(Recorded data)
****************
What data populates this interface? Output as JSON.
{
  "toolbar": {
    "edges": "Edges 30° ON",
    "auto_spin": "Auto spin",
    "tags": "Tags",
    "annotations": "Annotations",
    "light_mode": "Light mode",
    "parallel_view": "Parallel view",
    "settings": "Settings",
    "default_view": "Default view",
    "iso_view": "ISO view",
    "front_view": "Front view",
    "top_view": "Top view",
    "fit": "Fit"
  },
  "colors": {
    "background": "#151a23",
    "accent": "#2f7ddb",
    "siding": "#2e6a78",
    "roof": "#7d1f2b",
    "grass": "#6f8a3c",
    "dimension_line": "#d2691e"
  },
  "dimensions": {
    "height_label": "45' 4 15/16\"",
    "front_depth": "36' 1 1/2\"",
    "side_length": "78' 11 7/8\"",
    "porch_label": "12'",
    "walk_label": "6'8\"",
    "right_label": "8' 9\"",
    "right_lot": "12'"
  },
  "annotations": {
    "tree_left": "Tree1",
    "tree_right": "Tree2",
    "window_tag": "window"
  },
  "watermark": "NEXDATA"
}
****************
- [Task to carry out]: Reproduce each line of the material above precisely.

- [Exercise result]:
What data populates this interface? Output as JSON.
{
  "toolbar": {
    "edges": "Edges 30° ON",
    "auto_spin": "Auto spin",
    "tags": "Tags",
    "annotations": "Annotations",
    "light_mode": "Light mode",
    "parallel_view": "Parallel view",
    "settings": "Settings",
    "default_view": "Default view",
    "iso_view": "ISO view",
    "front_view": "Front view",
    "top_view": "Top view",
    "fit": "Fit"
  },
  "colors": {
    "background": "#151a23",
    "accent": "#2f7ddb",
    "siding": "#2e6a78",
    "roof": "#7d1f2b",
    "grass": "#6f8a3c",
    "dimension_line": "#d2691e"
  },
  "dimensions": {
    "height_label": "45' 4 15/16\"",
    "front_depth": "36' 1 1/2\"",
    "side_length": "78' 11 7/8\"",
    "porch_label": "12'",
    "walk_label": "6'8\"",
    "right_label": "8' 9\"",
    "right_lot": "12'"
  },
  "annotations": {
    "tree_left": "Tree1",
    "tree_right": "Tree2",
    "window_tag": "window"
  },
  "watermark": "NEXDATA"
}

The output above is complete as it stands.